Can you copy out the data exactly? Leave the images out.
══════════════════════════════
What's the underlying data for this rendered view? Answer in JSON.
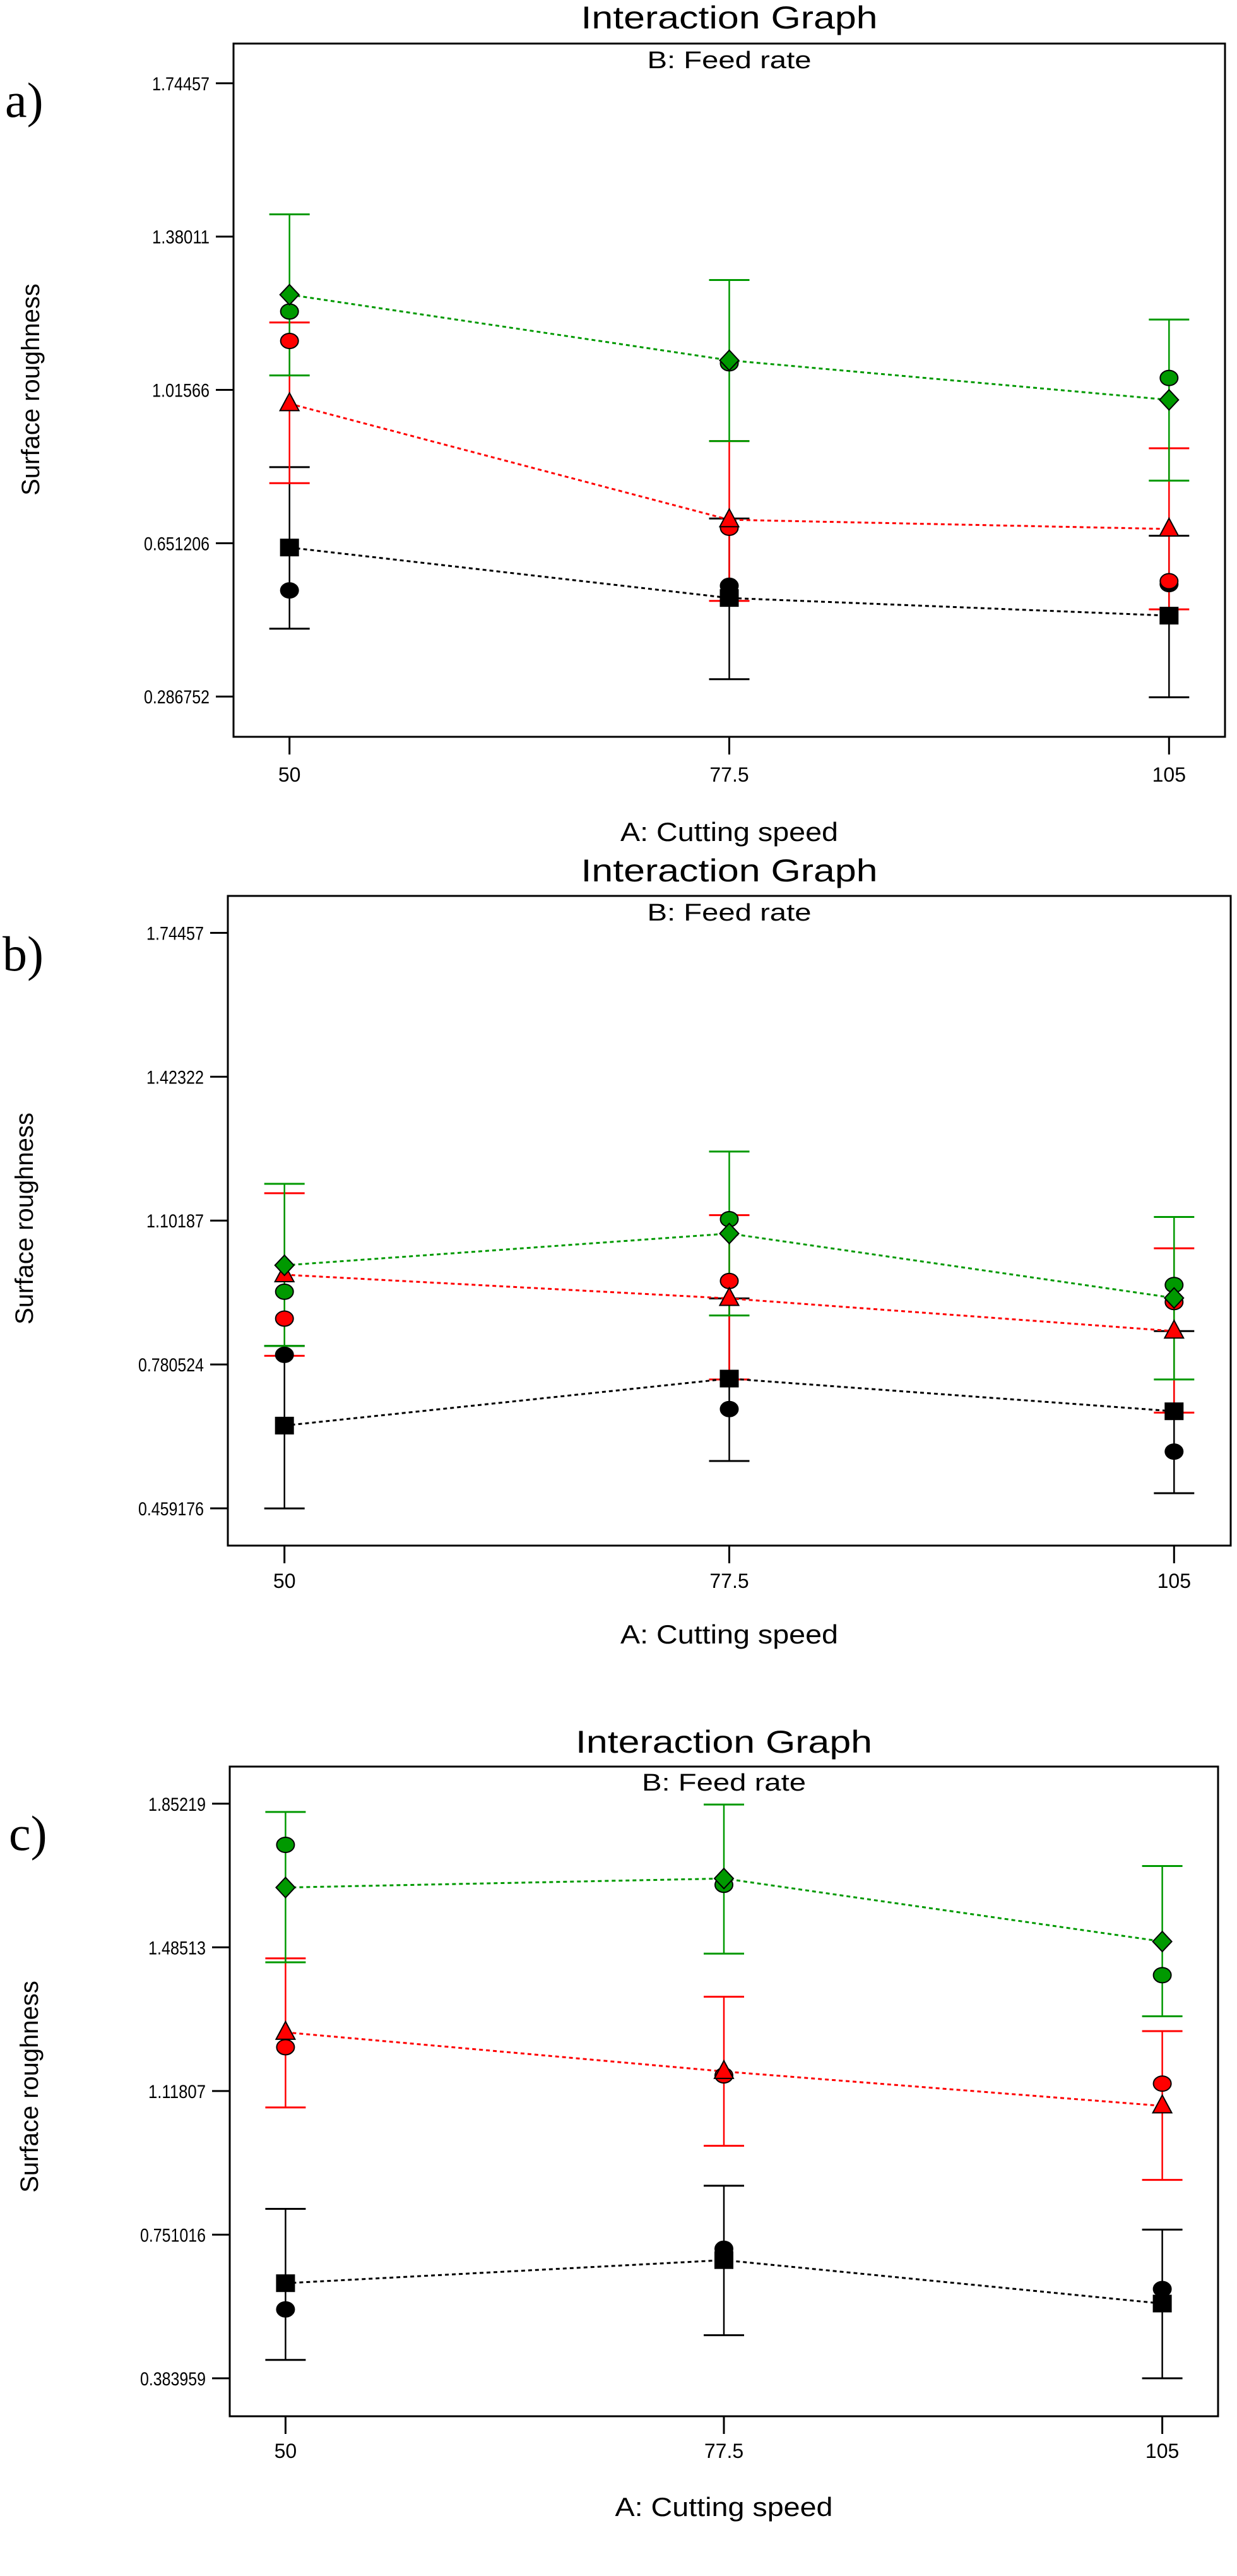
{
  "chart_data": [
    {
      "panel_label": "a)",
      "type": "line",
      "title": "Interaction Graph",
      "subtitle": "B: Feed rate",
      "xlabel": "A: Cutting speed",
      "ylabel": "Surface roughness",
      "categories": [
        "50",
        "77.5",
        "105"
      ],
      "x": [
        50,
        77.5,
        105
      ],
      "xlim": [
        46.5,
        108.5
      ],
      "ylim": [
        0.191,
        1.839
      ],
      "yticks": [
        0.286752,
        0.651206,
        1.01566,
        1.38011,
        1.74457
      ],
      "ytick_labels": [
        "0.286752",
        "0.651206",
        "1.01566",
        "1.38011",
        "1.74457"
      ],
      "grid": false,
      "series": [
        {
          "color": "#000000",
          "marker": "square",
          "values": [
            0.641,
            0.521,
            0.479
          ],
          "err_low": [
            0.448,
            0.328,
            0.285
          ],
          "err_high": [
            0.832,
            0.71,
            0.669
          ]
        },
        {
          "color": "#ff0000",
          "marker": "triangle",
          "values": [
            0.983,
            0.707,
            0.685
          ],
          "err_low": [
            0.794,
            0.514,
            0.494
          ],
          "err_high": [
            1.176,
            0.894,
            0.877
          ]
        },
        {
          "color": "#009900",
          "marker": "diamond",
          "values": [
            1.242,
            1.086,
            0.992
          ],
          "err_low": [
            1.05,
            0.894,
            0.8
          ],
          "err_high": [
            1.433,
            1.277,
            1.183
          ]
        }
      ],
      "design_points": [
        {
          "color": "#000000",
          "values": [
            0.539,
            0.55,
            0.554
          ]
        },
        {
          "color": "#ff0000",
          "values": [
            1.132,
            0.688,
            0.561
          ]
        },
        {
          "color": "#009900",
          "values": [
            1.202,
            1.079,
            1.044
          ]
        }
      ]
    },
    {
      "panel_label": "b)",
      "type": "line",
      "title": "Interaction Graph",
      "subtitle": "B: Feed rate",
      "xlabel": "A: Cutting speed",
      "ylabel": "Surface roughness",
      "categories": [
        "50",
        "77.5",
        "105"
      ],
      "x": [
        50,
        77.5,
        105
      ],
      "xlim": [
        46.5,
        108.5
      ],
      "ylim": [
        0.376,
        1.827
      ],
      "yticks": [
        0.459176,
        0.780524,
        1.10187,
        1.42322,
        1.74457
      ],
      "ytick_labels": [
        "0.459176",
        "0.780524",
        "1.10187",
        "1.42322",
        "1.74457"
      ],
      "grid": false,
      "series": [
        {
          "color": "#000000",
          "marker": "square",
          "values": [
            0.644,
            0.749,
            0.676
          ],
          "err_low": [
            0.459,
            0.565,
            0.493
          ],
          "err_high": [
            0.822,
            0.928,
            0.855
          ]
        },
        {
          "color": "#ff0000",
          "marker": "triangle",
          "values": [
            0.981,
            0.928,
            0.855
          ],
          "err_low": [
            0.8,
            0.747,
            0.673
          ],
          "err_high": [
            1.163,
            1.114,
            1.04
          ]
        },
        {
          "color": "#009900",
          "marker": "diamond",
          "values": [
            1.002,
            1.073,
            0.929
          ],
          "err_low": [
            0.822,
            0.89,
            0.747
          ],
          "err_high": [
            1.184,
            1.256,
            1.11
          ]
        }
      ],
      "design_points": [
        {
          "color": "#000000",
          "values": [
            0.802,
            0.681,
            0.586
          ]
        },
        {
          "color": "#ff0000",
          "values": [
            0.883,
            0.967,
            0.92
          ]
        },
        {
          "color": "#009900",
          "values": [
            0.943,
            1.105,
            0.958
          ]
        }
      ]
    },
    {
      "panel_label": "c)",
      "type": "line",
      "title": "Interaction Graph",
      "subtitle": "B: Feed rate",
      "xlabel": "A: Cutting speed",
      "ylabel": "Surface roughness",
      "categories": [
        "50",
        "77.5",
        "105"
      ],
      "x": [
        50,
        77.5,
        105
      ],
      "xlim": [
        46.5,
        108.5
      ],
      "ylim": [
        0.287,
        1.947
      ],
      "yticks": [
        0.383959,
        0.751016,
        1.11807,
        1.48513,
        1.85219
      ],
      "ytick_labels": [
        "0.383959",
        "0.751016",
        "1.11807",
        "1.48513",
        "1.85219"
      ],
      "grid": false,
      "series": [
        {
          "color": "#000000",
          "marker": "square",
          "values": [
            0.627,
            0.686,
            0.575
          ],
          "err_low": [
            0.431,
            0.494,
            0.384
          ],
          "err_high": [
            0.817,
            0.876,
            0.764
          ]
        },
        {
          "color": "#ff0000",
          "marker": "triangle",
          "values": [
            1.268,
            1.168,
            1.08
          ],
          "err_low": [
            1.076,
            0.978,
            0.891
          ],
          "err_high": [
            1.457,
            1.359,
            1.271
          ]
        },
        {
          "color": "#009900",
          "marker": "diamond",
          "values": [
            1.638,
            1.661,
            1.5
          ],
          "err_low": [
            1.447,
            1.469,
            1.309
          ],
          "err_high": [
            1.831,
            1.85,
            1.693
          ]
        }
      ],
      "design_points": [
        {
          "color": "#000000",
          "values": [
            0.56,
            0.715,
            0.612
          ]
        },
        {
          "color": "#ff0000",
          "values": [
            1.23,
            1.158,
            1.137
          ]
        },
        {
          "color": "#009900",
          "values": [
            1.747,
            1.645,
            1.414
          ]
        }
      ]
    }
  ]
}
══════════════════════════════
* RESPONSE BELOW
What's the underlying data for this rendered view? Answer in JSON.
{
  "chart_data": [
    {
      "panel_label": "a)",
      "type": "line",
      "title": "Interaction Graph",
      "subtitle": "B: Feed rate",
      "xlabel": "A: Cutting speed",
      "ylabel": "Surface roughness",
      "categories": [
        "50",
        "77.5",
        "105"
      ],
      "x": [
        50,
        77.5,
        105
      ],
      "xlim": [
        46.5,
        108.5
      ],
      "ylim": [
        0.191,
        1.839
      ],
      "yticks": [
        0.286752,
        0.651206,
        1.01566,
        1.38011,
        1.74457
      ],
      "ytick_labels": [
        "0.286752",
        "0.651206",
        "1.01566",
        "1.38011",
        "1.74457"
      ],
      "grid": false,
      "series": [
        {
          "color": "#000000",
          "marker": "square",
          "values": [
            0.641,
            0.521,
            0.479
          ],
          "err_low": [
            0.448,
            0.328,
            0.285
          ],
          "err_high": [
            0.832,
            0.71,
            0.669
          ]
        },
        {
          "color": "#ff0000",
          "marker": "triangle",
          "values": [
            0.983,
            0.707,
            0.685
          ],
          "err_low": [
            0.794,
            0.514,
            0.494
          ],
          "err_high": [
            1.176,
            0.894,
            0.877
          ]
        },
        {
          "color": "#009900",
          "marker": "diamond",
          "values": [
            1.242,
            1.086,
            0.992
          ],
          "err_low": [
            1.05,
            0.894,
            0.8
          ],
          "err_high": [
            1.433,
            1.277,
            1.183
          ]
        }
      ],
      "design_points": [
        {
          "color": "#000000",
          "values": [
            0.539,
            0.55,
            0.554
          ]
        },
        {
          "color": "#ff0000",
          "values": [
            1.132,
            0.688,
            0.561
          ]
        },
        {
          "color": "#009900",
          "values": [
            1.202,
            1.079,
            1.044
          ]
        }
      ]
    },
    {
      "panel_label": "b)",
      "type": "line",
      "title": "Interaction Graph",
      "subtitle": "B: Feed rate",
      "xlabel": "A: Cutting speed",
      "ylabel": "Surface roughness",
      "categories": [
        "50",
        "77.5",
        "105"
      ],
      "x": [
        50,
        77.5,
        105
      ],
      "xlim": [
        46.5,
        108.5
      ],
      "ylim": [
        0.376,
        1.827
      ],
      "yticks": [
        0.459176,
        0.780524,
        1.10187,
        1.42322,
        1.74457
      ],
      "ytick_labels": [
        "0.459176",
        "0.780524",
        "1.10187",
        "1.42322",
        "1.74457"
      ],
      "grid": false,
      "series": [
        {
          "color": "#000000",
          "marker": "square",
          "values": [
            0.644,
            0.749,
            0.676
          ],
          "err_low": [
            0.459,
            0.565,
            0.493
          ],
          "err_high": [
            0.822,
            0.928,
            0.855
          ]
        },
        {
          "color": "#ff0000",
          "marker": "triangle",
          "values": [
            0.981,
            0.928,
            0.855
          ],
          "err_low": [
            0.8,
            0.747,
            0.673
          ],
          "err_high": [
            1.163,
            1.114,
            1.04
          ]
        },
        {
          "color": "#009900",
          "marker": "diamond",
          "values": [
            1.002,
            1.073,
            0.929
          ],
          "err_low": [
            0.822,
            0.89,
            0.747
          ],
          "err_high": [
            1.184,
            1.256,
            1.11
          ]
        }
      ],
      "design_points": [
        {
          "color": "#000000",
          "values": [
            0.802,
            0.681,
            0.586
          ]
        },
        {
          "color": "#ff0000",
          "values": [
            0.883,
            0.967,
            0.92
          ]
        },
        {
          "color": "#009900",
          "values": [
            0.943,
            1.105,
            0.958
          ]
        }
      ]
    },
    {
      "panel_label": "c)",
      "type": "line",
      "title": "Interaction Graph",
      "subtitle": "B: Feed rate",
      "xlabel": "A: Cutting speed",
      "ylabel": "Surface roughness",
      "categories": [
        "50",
        "77.5",
        "105"
      ],
      "x": [
        50,
        77.5,
        105
      ],
      "xlim": [
        46.5,
        108.5
      ],
      "ylim": [
        0.287,
        1.947
      ],
      "yticks": [
        0.383959,
        0.751016,
        1.11807,
        1.48513,
        1.85219
      ],
      "ytick_labels": [
        "0.383959",
        "0.751016",
        "1.11807",
        "1.48513",
        "1.85219"
      ],
      "grid": false,
      "series": [
        {
          "color": "#000000",
          "marker": "square",
          "values": [
            0.627,
            0.686,
            0.575
          ],
          "err_low": [
            0.431,
            0.494,
            0.384
          ],
          "err_high": [
            0.817,
            0.876,
            0.764
          ]
        },
        {
          "color": "#ff0000",
          "marker": "triangle",
          "values": [
            1.268,
            1.168,
            1.08
          ],
          "err_low": [
            1.076,
            0.978,
            0.891
          ],
          "err_high": [
            1.457,
            1.359,
            1.271
          ]
        },
        {
          "color": "#009900",
          "marker": "diamond",
          "values": [
            1.638,
            1.661,
            1.5
          ],
          "err_low": [
            1.447,
            1.469,
            1.309
          ],
          "err_high": [
            1.831,
            1.85,
            1.693
          ]
        }
      ],
      "design_points": [
        {
          "color": "#000000",
          "values": [
            0.56,
            0.715,
            0.612
          ]
        },
        {
          "color": "#ff0000",
          "values": [
            1.23,
            1.158,
            1.137
          ]
        },
        {
          "color": "#009900",
          "values": [
            1.747,
            1.645,
            1.414
          ]
        }
      ]
    }
  ]
}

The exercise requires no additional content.